EXERCISE TASK
Leave out the pictures and transcribe the rest of the records exactly.

[Data records]
★ ★ ★ ★ ★ ★ ★
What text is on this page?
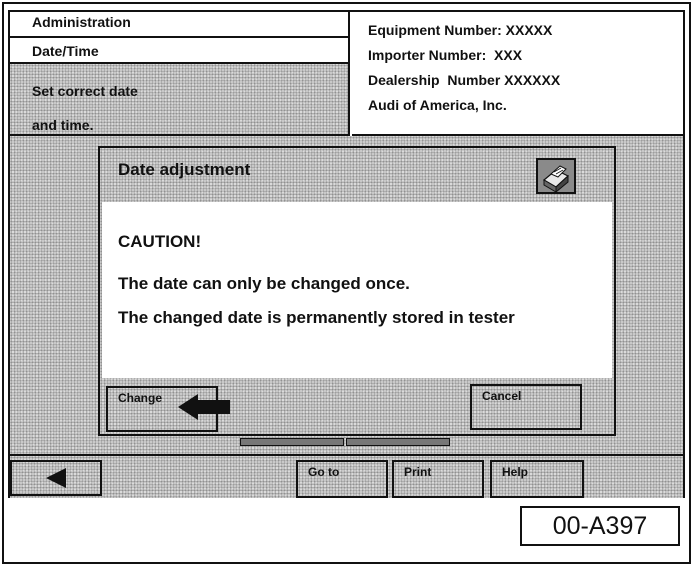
Administration
Date/Time
Set correct date
and time.
Equipment Number: XXXXX
Importer Number:  XXX
Dealership  Number XXXXXX
Audi of America, Inc.
Date adjustment

CAUTION!

The date can only be changed once.

The changed date is permanently stored in tester

Change	Cancel
Go to	Print	Help
00-A397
★ ★ ★ ★ ★ ★ ★
EXERCISE RESPONSE
What text is on this page?
Administration
Date/Time
Set correct date
and time.
Equipment Number: XXXXX
Importer Number:  XXX
Dealership  Number XXXXXX
Audi of America, Inc.
Date adjustment

CAUTION!

The date can only be changed once.

The changed date is permanently stored in tester

Change	Cancel
Go to	Print	Help
00-A397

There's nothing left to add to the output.